- _EXERCISE DESCRIPTION_: Select the lines of the records containing the word "clearing" and list them.

- _DATA FOR THIS EXERCISE_:
•••••

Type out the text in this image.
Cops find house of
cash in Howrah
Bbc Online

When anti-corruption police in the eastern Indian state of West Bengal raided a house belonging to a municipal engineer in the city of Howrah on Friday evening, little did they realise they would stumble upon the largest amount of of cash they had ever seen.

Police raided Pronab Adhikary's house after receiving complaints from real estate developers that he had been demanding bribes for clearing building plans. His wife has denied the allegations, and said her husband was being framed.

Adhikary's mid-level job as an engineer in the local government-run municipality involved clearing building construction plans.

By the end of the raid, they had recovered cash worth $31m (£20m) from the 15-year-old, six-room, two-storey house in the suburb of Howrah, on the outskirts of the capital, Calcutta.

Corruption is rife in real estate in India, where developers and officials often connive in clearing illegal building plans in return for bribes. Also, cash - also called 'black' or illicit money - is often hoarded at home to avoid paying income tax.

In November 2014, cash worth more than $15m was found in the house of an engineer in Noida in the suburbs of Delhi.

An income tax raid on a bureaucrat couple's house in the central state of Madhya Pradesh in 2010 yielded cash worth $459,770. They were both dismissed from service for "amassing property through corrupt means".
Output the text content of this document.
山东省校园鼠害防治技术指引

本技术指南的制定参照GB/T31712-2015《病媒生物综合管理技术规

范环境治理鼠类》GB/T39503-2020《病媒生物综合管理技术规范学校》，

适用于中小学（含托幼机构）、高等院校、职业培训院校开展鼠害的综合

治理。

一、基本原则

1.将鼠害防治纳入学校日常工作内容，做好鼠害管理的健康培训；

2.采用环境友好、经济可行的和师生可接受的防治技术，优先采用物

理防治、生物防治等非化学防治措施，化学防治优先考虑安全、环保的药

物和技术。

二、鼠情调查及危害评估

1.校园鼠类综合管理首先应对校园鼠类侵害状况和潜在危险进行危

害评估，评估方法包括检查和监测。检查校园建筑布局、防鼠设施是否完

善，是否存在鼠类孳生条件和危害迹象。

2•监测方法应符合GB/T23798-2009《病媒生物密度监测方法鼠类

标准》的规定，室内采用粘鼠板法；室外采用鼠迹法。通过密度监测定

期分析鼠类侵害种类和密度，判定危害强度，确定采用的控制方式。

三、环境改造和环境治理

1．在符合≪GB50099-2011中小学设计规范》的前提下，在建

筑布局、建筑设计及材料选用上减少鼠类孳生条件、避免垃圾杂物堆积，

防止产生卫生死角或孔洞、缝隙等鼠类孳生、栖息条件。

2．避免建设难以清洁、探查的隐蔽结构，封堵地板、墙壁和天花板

•••••

- _COMPLETE OUTPUT_:
Police raided Pronab Adhikary's house after receiving complaints from real estate developers that he had been demanding bribes for clearing building plans. His wife has denied the allegations, and said her husband was being framed.
Adhikary's mid-level job as an engineer in the local government-run municipality involved clearing building construction plans.
Corruption is rife in real estate in India, where developers and officials often connive in clearing illegal building plans in return for bribes. Also, cash - also called 'black' or illicit money - is often hoarded at home to avoid paying income tax.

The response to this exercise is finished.